◆ **WRITTEN TASK**:
In the data below, find every line with the string "عليه" and pull it out.

Records from a collection
# # # #
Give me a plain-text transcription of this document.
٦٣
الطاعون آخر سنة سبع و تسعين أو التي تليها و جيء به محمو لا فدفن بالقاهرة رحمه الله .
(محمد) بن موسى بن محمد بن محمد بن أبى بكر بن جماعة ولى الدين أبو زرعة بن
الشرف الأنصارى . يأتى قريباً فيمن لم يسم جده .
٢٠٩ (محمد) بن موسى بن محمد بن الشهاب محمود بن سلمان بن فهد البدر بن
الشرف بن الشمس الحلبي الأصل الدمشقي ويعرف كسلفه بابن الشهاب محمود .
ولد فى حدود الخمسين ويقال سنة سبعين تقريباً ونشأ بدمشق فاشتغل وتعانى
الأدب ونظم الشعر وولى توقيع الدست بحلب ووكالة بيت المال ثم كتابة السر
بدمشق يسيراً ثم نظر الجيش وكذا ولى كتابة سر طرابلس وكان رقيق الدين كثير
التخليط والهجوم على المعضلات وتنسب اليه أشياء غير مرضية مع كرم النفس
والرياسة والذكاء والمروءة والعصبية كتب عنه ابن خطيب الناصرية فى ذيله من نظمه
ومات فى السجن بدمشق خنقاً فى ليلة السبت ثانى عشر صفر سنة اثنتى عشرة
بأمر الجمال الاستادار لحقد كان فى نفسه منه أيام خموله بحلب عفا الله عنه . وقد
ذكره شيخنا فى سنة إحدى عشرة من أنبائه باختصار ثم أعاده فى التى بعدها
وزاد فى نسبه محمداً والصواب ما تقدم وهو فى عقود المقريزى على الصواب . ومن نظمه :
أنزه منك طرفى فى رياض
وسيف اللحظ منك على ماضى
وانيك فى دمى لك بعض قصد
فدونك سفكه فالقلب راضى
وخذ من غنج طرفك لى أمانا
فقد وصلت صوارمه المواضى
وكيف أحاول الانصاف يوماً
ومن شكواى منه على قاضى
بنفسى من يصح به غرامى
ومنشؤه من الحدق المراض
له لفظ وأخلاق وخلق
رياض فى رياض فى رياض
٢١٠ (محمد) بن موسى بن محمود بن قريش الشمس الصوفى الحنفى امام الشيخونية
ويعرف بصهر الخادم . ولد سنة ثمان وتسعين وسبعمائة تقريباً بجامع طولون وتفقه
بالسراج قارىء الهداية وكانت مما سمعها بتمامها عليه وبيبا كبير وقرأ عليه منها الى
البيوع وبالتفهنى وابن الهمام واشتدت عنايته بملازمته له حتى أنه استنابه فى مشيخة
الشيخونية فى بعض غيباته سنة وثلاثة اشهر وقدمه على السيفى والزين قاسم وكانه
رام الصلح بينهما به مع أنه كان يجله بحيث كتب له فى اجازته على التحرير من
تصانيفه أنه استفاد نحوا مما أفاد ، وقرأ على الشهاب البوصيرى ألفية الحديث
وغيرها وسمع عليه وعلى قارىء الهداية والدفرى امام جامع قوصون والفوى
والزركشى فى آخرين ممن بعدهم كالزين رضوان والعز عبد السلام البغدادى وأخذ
# # # #
◆ **RESULT**:
بالسراج قارىء الهداية وكانت مما سمعها بتمامها عليه وبيبا كبير وقرأ عليه منها الى
وغيرها وسمع عليه وعلى قارىء الهداية والدفرى امام جامع قوصون والفوى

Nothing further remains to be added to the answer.